=== Entries shown ===
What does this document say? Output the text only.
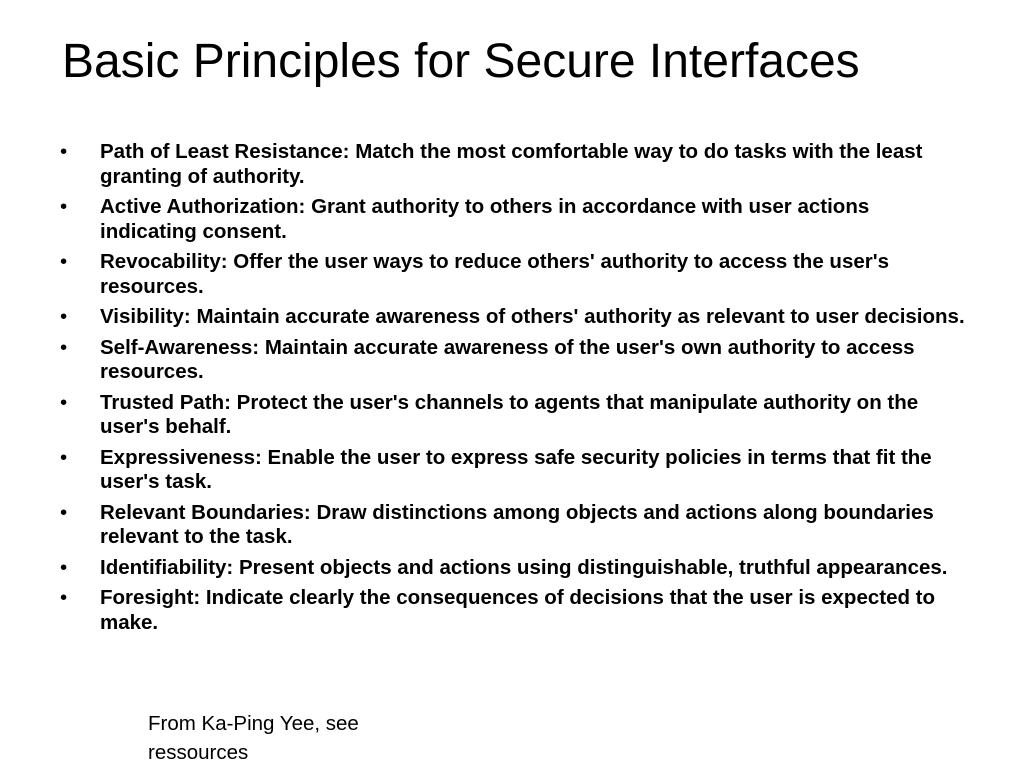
Basic Principles for Secure Interfaces
• Path of Least Resistance: Match the most comfortable way to do tasks with the least granting of authority.
• Active Authorization: Grant authority to others in accordance with user actions indicating consent.
• Revocability: Offer the user ways to reduce others' authority to access the user's resources.
• Visibility: Maintain accurate awareness of others' authority as relevant to user decisions.
• Self-Awareness: Maintain accurate awareness of the user's own authority to access resources.
• Trusted Path: Protect the user's channels to agents that manipulate authority on the user's behalf.
• Expressiveness: Enable the user to express safe security policies in terms that fit the user's task.
• Relevant Boundaries: Draw distinctions among objects and actions along boundaries relevant to the task.
• Identifiability: Present objects and actions using distinguishable, truthful appearances.
• Foresight: Indicate clearly the consequences of decisions that the user is expected to make.

From Ka-Ping Yee, see
ressources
===
What needs to be done
Show every line from the entries above in which "decisions" appears.

Answer to this exercise
• Visibility: Maintain accurate awareness of others' authority as relevant to user decisions.
• Foresight: Indicate clearly the consequences of decisions that the user is expected to make.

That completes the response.